- TASK PROMPT
Transcribe all the entries word for word, skipping the pictures.

# # # # # # #

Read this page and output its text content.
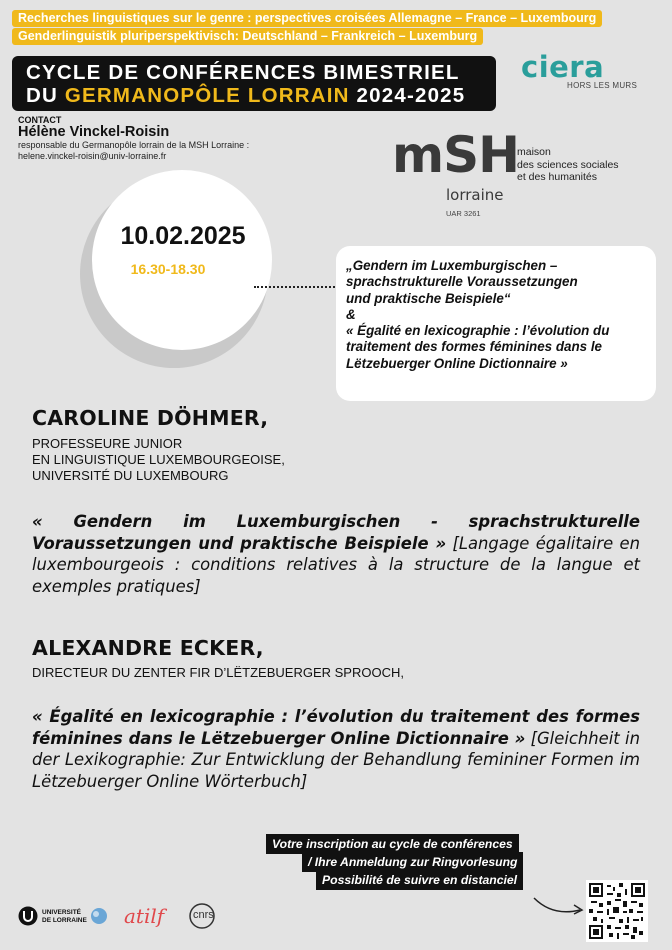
Recherches linguistiques sur le genre : perspectives croisées Allemagne – France – Luxembourg
Genderlinguistik pluriperspektivisch: Deutschland – Frankreich – Luxemburg
CYCLE DE CONFÉRENCES BIMESTRIEL
DU GERMANOPÔLE LORRAIN 2024-2025
ciera
HORS LES MURS
CONTACT
Hélène Vinckel-Roisin
responsable du Germanopôle lorrain de la MSH Lorraine :
helene.vinckel-roisin@univ-lorraine.fr	mSH
lorraine
maison
des sciences sociales
et des humanités
UAR 3261
10.02.2025
16.30-18.30	„Gendern im Luxemburgischen –
sprachstrukturelle Voraussetzungen
und praktische Beispiele“
&
« Égalité en lexicographie : l’évolution du
traitement des formes féminines dans le
Lëtzebuerger Online Dictionnaire »
CAROLINE DÖHMER,
PROFESSEURE JUNIOR
EN LINGUISTIQUE LUXEMBOURGEOISE,
UNIVERSITÉ DU LUXEMBOURG
« Gendern im Luxemburgischen - sprachstrukturelle Voraussetzungen und praktische Beispiele » [Langage égalitaire en luxembourgeois : conditions relatives à la structure de la langue et exemples pratiques]
ALEXANDRE ECKER,
DIRECTEUR DU ZENTER FIR D’LËTZEBUERGER SPROOCH,
« Égalité en lexicographie : l’évolution du traitement des formes féminines dans le Lëtzebuerger Online Dictionnaire » [Gleichheit in der Lexikographie: Zur Entwicklung der Behandlung femininer Formen im Lëtzebuerger Online Wörterbuch]
Votre inscription au cycle de conférences
/ Ihre Anmeldung zur Ringvorlesung
Possibilité de suivre en distanciel
UNIVERSITÉ
DE LORRAINE atilf	cnrs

# # # # # # #

- THE SOLUTION
Read this page and output its text content.
Recherches linguistiques sur le genre : perspectives croisées Allemagne – France – Luxembourg
Genderlinguistik pluriperspektivisch: Deutschland – Frankreich – Luxemburg
CYCLE DE CONFÉRENCES BIMESTRIEL
DU GERMANOPÔLE LORRAIN 2024-2025
ciera
HORS LES MURS
CONTACT
Hélène Vinckel-Roisin
responsable du Germanopôle lorrain de la MSH Lorraine :
helene.vinckel-roisin@univ-lorraine.fr	mSH
lorraine
maison
des sciences sociales
et des humanités
UAR 3261
10.02.2025
16.30-18.30	„Gendern im Luxemburgischen –
sprachstrukturelle Voraussetzungen
und praktische Beispiele“
&
« Égalité en lexicographie : l’évolution du
traitement des formes féminines dans le
Lëtzebuerger Online Dictionnaire »
CAROLINE DÖHMER,
PROFESSEURE JUNIOR
EN LINGUISTIQUE LUXEMBOURGEOISE,
UNIVERSITÉ DU LUXEMBOURG
« Gendern im Luxemburgischen - sprachstrukturelle Voraussetzungen und praktische Beispiele » [Langage égalitaire en luxembourgeois : conditions relatives à la structure de la langue et exemples pratiques]
ALEXANDRE ECKER,
DIRECTEUR DU ZENTER FIR D’LËTZEBUERGER SPROOCH,
« Égalité en lexicographie : l’évolution du traitement des formes féminines dans le Lëtzebuerger Online Dictionnaire » [Gleichheit in der Lexikographie: Zur Entwicklung der Behandlung femininer Formen im Lëtzebuerger Online Wörterbuch]
Votre inscription au cycle de conférences
/ Ihre Anmeldung zur Ringvorlesung
Possibilité de suivre en distanciel
UNIVERSITÉ
DE LORRAINE atilf	cnrs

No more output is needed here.